■ Stored data
(begin)

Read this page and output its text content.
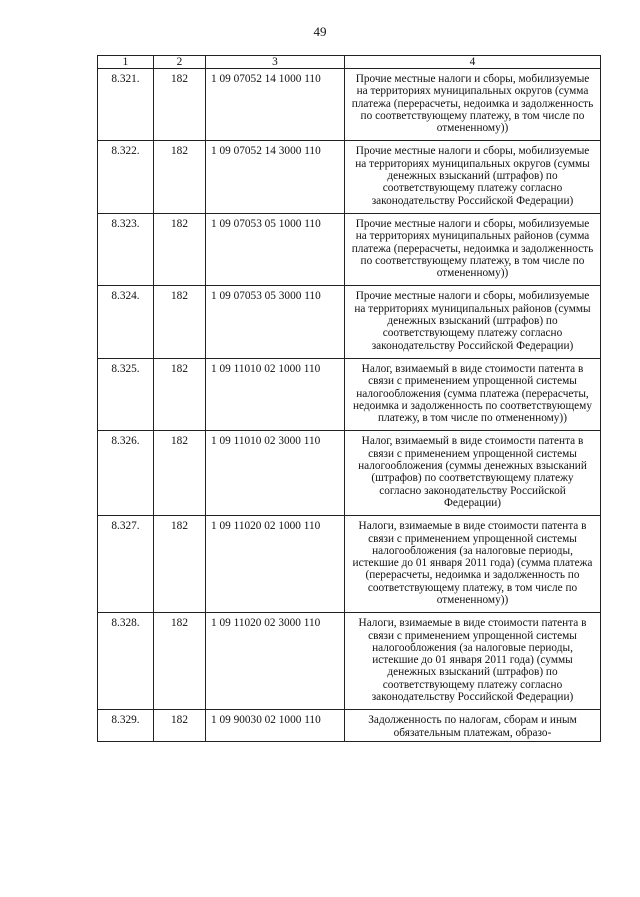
49
1	2	3	4
8.321.	182	1 09 07052 14 1000 110	Прочие местные налоги и сборы, мобилизуемые на территориях муниципальных округов (сумма платежа (перерасчеты, недоимка и задолженность по соответствующему платежу, в том числе по отмененному))
8.322.	182	1 09 07052 14 3000 110	Прочие местные налоги и сборы, мобилизуемые на территориях муниципальных округов (суммы денежных взысканий (штрафов) по соответствующему платежу согласно законодательству Российской Федерации)
8.323.	182	1 09 07053 05 1000 110	Прочие местные налоги и сборы, мобилизуемые на территориях муниципальных районов (сумма платежа (перерасчеты, недоимка и задолженность по соответствующему платежу, в том числе по отмененному))
8.324.	182	1 09 07053 05 3000 110	Прочие местные налоги и сборы, мобилизуемые на территориях муниципальных районов (суммы денежных взысканий (штрафов) по соответствующему платежу согласно законодательству Российской Федерации)
8.325.	182	1 09 11010 02 1000 110	Налог, взимаемый в виде стоимости патента в связи с применением упрощенной системы налогообложения (сумма платежа (перерасчеты, недоимка и задолженность по соответствующему платежу, в том числе по отмененному))
8.326.	182	1 09 11010 02 3000 110	Налог, взимаемый в виде стоимости патента в связи с применением упрощенной системы налогообложения (суммы денежных взысканий (штрафов) по соответствующему платежу согласно законодательству Российской Федерации)
8.327.	182	1 09 11020 02 1000 110	Налоги, взимаемые в виде стоимости патента в связи с применением упрощенной системы налогообложения (за налоговые периоды, истекшие до 01 января 2011 года) (сумма платежа (перерасчеты, недоимка и задолженность по соответствующему платежу, в том числе по отмененному))
8.328.	182	1 09 11020 02 3000 110	Налоги, взимаемые в виде стоимости патента в связи с применением упрощенной системы налогообложения (за налоговые периоды, истекшие до 01 января 2011 года) (суммы денежных взысканий (штрафов) по соответствующему платежу согласно законодательству Российской Федерации)
8.329.	182	1 09 90030 02 1000 110	Задолженность по налогам, сборам и иным обязательным платежам, образо-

(end)

■ Goal
Select and copy each line from the data that includes the word "взимаемый".

■ Exercise result
8.325.	182	1 09 11010 02 1000 110	Налог, взимаемый в виде стоимости патента в связи с применением упрощенной системы налогообложения (сумма платежа (перерасчеты, недоимка и задолженность по соответствующему платежу, в том числе по отмененному))
8.326.	182	1 09 11010 02 3000 110	Налог, взимаемый в виде стоимости патента в связи с применением упрощенной системы налогообложения (суммы денежных взысканий (штрафов) по соответствующему платежу согласно законодательству Российской Федерации)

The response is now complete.